WHAT THE TASK REQUIRES —
Print all of the data below word for word, with every line in its original order.

===== RECORD LIST =====

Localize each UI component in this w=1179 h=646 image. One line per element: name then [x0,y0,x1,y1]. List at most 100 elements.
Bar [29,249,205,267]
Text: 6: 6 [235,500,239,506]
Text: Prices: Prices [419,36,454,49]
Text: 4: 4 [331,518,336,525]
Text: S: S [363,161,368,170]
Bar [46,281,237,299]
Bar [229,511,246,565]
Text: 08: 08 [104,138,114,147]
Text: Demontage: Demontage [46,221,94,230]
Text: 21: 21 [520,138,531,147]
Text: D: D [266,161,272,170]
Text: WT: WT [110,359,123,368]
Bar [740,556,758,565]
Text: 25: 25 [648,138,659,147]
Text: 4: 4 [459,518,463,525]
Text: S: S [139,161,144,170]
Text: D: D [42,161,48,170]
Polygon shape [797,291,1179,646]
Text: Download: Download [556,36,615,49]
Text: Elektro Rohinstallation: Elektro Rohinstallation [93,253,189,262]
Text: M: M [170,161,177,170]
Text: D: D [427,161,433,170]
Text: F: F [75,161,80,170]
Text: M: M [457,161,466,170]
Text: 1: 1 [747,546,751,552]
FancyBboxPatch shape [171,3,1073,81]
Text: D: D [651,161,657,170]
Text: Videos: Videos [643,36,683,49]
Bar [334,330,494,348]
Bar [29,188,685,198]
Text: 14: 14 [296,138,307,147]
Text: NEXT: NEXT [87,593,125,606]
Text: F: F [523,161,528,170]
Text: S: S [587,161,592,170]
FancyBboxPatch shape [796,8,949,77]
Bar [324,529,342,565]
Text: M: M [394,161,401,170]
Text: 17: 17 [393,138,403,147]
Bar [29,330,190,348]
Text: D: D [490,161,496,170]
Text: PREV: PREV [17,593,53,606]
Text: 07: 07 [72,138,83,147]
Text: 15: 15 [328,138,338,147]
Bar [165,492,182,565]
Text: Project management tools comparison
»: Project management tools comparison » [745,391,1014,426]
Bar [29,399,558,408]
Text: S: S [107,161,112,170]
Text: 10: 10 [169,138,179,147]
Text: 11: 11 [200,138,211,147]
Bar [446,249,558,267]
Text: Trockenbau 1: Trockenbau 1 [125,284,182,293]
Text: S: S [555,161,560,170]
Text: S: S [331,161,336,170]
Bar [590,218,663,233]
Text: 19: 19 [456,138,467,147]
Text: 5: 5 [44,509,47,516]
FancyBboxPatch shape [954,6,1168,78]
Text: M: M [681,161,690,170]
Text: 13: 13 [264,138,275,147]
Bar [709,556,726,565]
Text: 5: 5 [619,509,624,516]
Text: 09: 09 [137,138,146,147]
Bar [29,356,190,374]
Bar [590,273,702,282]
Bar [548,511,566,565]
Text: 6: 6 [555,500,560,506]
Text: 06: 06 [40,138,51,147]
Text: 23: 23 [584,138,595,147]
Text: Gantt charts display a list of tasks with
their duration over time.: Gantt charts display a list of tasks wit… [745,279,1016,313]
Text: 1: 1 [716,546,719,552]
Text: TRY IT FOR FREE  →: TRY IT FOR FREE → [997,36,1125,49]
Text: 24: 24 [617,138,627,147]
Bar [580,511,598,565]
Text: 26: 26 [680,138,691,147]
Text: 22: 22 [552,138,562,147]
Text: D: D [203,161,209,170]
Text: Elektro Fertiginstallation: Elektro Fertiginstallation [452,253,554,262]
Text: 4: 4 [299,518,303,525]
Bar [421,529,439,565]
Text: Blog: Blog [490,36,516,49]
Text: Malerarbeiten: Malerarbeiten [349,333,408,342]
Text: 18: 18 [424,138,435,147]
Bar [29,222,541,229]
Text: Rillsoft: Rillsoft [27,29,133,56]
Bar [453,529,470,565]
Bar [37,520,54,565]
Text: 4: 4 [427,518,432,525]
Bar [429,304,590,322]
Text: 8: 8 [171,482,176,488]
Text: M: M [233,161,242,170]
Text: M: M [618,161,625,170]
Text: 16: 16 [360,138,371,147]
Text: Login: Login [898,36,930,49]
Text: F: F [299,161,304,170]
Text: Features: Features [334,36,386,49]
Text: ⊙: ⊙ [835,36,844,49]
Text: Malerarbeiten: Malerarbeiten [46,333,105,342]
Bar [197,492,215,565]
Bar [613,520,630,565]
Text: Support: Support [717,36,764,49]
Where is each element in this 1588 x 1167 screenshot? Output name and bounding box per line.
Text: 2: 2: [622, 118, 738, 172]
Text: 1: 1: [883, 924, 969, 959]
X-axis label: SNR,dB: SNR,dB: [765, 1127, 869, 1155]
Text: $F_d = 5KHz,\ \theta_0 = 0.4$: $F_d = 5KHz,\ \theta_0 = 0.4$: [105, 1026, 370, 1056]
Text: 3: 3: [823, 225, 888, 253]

=====

TASK ANSWER —
Localize each UI component in this w=1179 h=646 image. One line per element: name then [x0,y0,x1,y1]. List at most 100 elements.
Bar [29,249,205,267]
Text: 6: 6 [235,500,239,506]
Text: Prices: Prices [419,36,454,49]
Text: 4: 4 [331,518,336,525]
Text: S: S [363,161,368,170]
Bar [46,281,237,299]
Bar [229,511,246,565]
Text: 08: 08 [104,138,114,147]
Text: Demontage: Demontage [46,221,94,230]
Text: 21: 21 [520,138,531,147]
Text: D: D [266,161,272,170]
Text: WT: WT [110,359,123,368]
Bar [740,556,758,565]
Text: 25: 25 [648,138,659,147]
Text: 4: 4 [459,518,463,525]
Text: S: S [139,161,144,170]
Text: D: D [42,161,48,170]
Polygon shape [797,291,1179,646]
Text: Download: Download [556,36,615,49]
Text: Elektro Rohinstallation: Elektro Rohinstallation [93,253,189,262]
Text: M: M [170,161,177,170]
Text: D: D [427,161,433,170]
Text: F: F [75,161,80,170]
Text: M: M [457,161,466,170]
Text: 1: 1 [747,546,751,552]
FancyBboxPatch shape [171,3,1073,81]
Text: D: D [651,161,657,170]
Text: Videos: Videos [643,36,683,49]
Bar [334,330,494,348]
Bar [29,188,685,198]
Text: 14: 14 [296,138,307,147]
Text: NEXT: NEXT [87,593,125,606]
Text: F: F [523,161,528,170]
Text: S: S [587,161,592,170]
FancyBboxPatch shape [796,8,949,77]
Bar [324,529,342,565]
Text: M: M [394,161,401,170]
Text: 17: 17 [393,138,403,147]
Bar [29,330,190,348]
Text: D: D [490,161,496,170]
Text: PREV: PREV [17,593,53,606]
Text: 07: 07 [72,138,83,147]
Text: 15: 15 [328,138,338,147]
Bar [165,492,182,565]
Text: Project management tools comparison
»: Project management tools comparison » [745,391,1014,426]
Bar [29,399,558,408]
Text: S: S [107,161,112,170]
Text: 10: 10 [169,138,179,147]
Text: 11: 11 [200,138,211,147]
Bar [446,249,558,267]
Text: Trockenbau 1: Trockenbau 1 [125,284,182,293]
Text: S: S [555,161,560,170]
Text: S: S [331,161,336,170]
Bar [590,218,663,233]
Text: 19: 19 [456,138,467,147]
Text: 5: 5 [44,509,47,516]
FancyBboxPatch shape [954,6,1168,78]
Text: M: M [681,161,690,170]
Text: 13: 13 [264,138,275,147]
Bar [709,556,726,565]
Text: 5: 5 [619,509,624,516]
Text: 09: 09 [137,138,146,147]
Bar [29,356,190,374]
Bar [590,273,702,282]
Bar [548,511,566,565]
Text: 6: 6 [555,500,560,506]
Text: 06: 06 [40,138,51,147]
Text: 23: 23 [584,138,595,147]
Text: Gantt charts display a list of tasks with
their duration over time.: Gantt charts display a list of tasks wit… [745,279,1016,313]
Text: 1: 1 [716,546,719,552]
Text: TRY IT FOR FREE  →: TRY IT FOR FREE → [997,36,1125,49]
Text: 24: 24 [617,138,627,147]
Bar [580,511,598,565]
Text: 26: 26 [680,138,691,147]
Text: 22: 22 [552,138,562,147]
Text: D: D [203,161,209,170]
Text: Elektro Fertiginstallation: Elektro Fertiginstallation [452,253,554,262]
Text: 4: 4 [299,518,303,525]
Bar [421,529,439,565]
Text: Blog: Blog [490,36,516,49]
Text: Malerarbeiten: Malerarbeiten [349,333,408,342]
Text: 18: 18 [424,138,435,147]
Bar [29,222,541,229]
Text: Rillsoft: Rillsoft [27,29,133,56]
Bar [453,529,470,565]
Bar [37,520,54,565]
Text: 4: 4 [427,518,432,525]
Bar [429,304,590,322]
Text: 8: 8 [171,482,176,488]
Text: M: M [233,161,242,170]
Text: M: M [618,161,625,170]
Text: 16: 16 [360,138,371,147]
Text: Login: Login [898,36,930,49]
Text: F: F [299,161,304,170]
Text: Features: Features [334,36,386,49]
Text: ⊙: ⊙ [835,36,844,49]
Text: Malerarbeiten: Malerarbeiten [46,333,105,342]
Bar [197,492,215,565]
Bar [613,520,630,565]
Text: Support: Support [717,36,764,49]
Where is each element in this 1588 x 1167 screenshot? Output name and bounding box per line.
Text: 2: 2: [622, 118, 738, 172]
Text: 1: 1: [883, 924, 969, 959]
X-axis label: SNR,dB: SNR,dB: [765, 1127, 869, 1155]
Text: $F_d = 5KHz,\ \theta_0 = 0.4$: $F_d = 5KHz,\ \theta_0 = 0.4$: [105, 1026, 370, 1056]
Text: 3: 3: [823, 225, 888, 253]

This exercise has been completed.